TASK INPUTS:

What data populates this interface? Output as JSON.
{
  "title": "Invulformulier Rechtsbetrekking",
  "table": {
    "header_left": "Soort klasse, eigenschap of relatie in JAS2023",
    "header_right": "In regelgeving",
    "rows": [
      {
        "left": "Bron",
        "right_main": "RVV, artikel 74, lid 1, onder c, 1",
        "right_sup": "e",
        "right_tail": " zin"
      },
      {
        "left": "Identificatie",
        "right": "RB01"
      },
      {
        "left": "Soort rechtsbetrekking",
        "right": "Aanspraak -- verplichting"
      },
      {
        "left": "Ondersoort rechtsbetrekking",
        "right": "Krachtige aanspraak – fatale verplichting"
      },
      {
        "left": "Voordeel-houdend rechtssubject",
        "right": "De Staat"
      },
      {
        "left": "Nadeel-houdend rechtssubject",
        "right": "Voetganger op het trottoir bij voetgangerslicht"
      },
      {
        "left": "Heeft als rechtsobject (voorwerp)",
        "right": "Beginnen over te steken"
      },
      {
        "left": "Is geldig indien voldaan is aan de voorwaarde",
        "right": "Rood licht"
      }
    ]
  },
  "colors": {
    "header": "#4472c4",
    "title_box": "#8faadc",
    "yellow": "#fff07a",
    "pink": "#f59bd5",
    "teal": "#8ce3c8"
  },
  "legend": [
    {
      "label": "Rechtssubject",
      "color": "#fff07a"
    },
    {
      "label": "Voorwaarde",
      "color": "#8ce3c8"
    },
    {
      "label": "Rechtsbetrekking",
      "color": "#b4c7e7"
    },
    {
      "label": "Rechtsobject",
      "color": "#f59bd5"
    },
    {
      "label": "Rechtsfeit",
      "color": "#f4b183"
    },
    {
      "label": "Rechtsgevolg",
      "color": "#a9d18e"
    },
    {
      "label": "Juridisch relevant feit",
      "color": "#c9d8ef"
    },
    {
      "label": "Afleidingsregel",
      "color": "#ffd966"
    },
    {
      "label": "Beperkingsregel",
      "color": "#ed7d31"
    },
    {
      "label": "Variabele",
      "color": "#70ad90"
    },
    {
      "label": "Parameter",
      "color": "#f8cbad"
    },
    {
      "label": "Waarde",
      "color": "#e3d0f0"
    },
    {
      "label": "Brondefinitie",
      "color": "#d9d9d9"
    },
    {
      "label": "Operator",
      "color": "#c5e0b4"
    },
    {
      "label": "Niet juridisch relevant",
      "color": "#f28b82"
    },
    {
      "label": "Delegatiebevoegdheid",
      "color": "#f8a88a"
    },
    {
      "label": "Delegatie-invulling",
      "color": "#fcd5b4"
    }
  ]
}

GOAL OF THE EXERCISE: Go through the material line by line. Show each line that contains the string "verplichting".

COMPLETE ANSWER:
        "right": "Aanspraak -- verplichting"
        "right": "Krachtige aanspraak – fatale verplichting"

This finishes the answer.